— start Supplied entries —
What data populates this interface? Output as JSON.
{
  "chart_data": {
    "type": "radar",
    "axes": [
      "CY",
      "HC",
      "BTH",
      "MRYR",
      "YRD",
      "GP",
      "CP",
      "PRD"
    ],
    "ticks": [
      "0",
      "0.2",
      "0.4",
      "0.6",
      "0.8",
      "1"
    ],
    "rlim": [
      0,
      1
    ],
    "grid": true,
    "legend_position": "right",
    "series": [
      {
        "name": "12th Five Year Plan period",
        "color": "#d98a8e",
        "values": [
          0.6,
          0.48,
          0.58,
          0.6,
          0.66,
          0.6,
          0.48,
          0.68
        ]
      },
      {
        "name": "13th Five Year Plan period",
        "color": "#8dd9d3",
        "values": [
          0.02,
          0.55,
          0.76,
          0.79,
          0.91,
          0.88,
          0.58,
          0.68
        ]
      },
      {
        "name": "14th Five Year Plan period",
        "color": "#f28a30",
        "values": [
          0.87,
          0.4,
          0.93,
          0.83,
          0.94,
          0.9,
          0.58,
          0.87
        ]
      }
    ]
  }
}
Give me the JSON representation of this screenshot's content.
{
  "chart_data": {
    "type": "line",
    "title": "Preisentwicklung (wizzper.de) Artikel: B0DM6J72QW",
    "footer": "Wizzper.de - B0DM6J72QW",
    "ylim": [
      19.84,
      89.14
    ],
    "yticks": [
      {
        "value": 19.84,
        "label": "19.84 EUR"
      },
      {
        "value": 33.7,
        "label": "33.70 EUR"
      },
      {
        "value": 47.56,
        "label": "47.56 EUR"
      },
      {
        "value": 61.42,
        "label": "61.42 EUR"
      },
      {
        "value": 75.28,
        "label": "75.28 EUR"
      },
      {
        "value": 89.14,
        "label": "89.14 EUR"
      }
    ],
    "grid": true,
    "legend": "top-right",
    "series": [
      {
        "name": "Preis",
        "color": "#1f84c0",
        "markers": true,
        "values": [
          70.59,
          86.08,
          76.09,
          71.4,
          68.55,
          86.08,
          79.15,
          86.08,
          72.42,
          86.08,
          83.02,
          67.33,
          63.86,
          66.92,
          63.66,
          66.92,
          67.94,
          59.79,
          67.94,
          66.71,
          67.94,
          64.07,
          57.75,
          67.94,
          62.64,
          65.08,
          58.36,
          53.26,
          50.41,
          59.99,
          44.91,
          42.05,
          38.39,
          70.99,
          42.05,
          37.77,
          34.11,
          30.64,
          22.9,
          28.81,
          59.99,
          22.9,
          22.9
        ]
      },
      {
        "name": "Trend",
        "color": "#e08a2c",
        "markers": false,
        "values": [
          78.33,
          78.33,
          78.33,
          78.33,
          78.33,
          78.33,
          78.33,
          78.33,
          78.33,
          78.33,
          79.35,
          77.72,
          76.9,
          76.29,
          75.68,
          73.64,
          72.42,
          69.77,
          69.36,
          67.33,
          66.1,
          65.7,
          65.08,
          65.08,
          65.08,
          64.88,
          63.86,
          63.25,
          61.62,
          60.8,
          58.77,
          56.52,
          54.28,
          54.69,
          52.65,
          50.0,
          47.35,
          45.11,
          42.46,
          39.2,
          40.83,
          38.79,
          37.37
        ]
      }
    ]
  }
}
— end Supplied entries —
- **Task details**: Tally the lines in the records above that contain the word "label", and give only that number.

- **Result below**: 6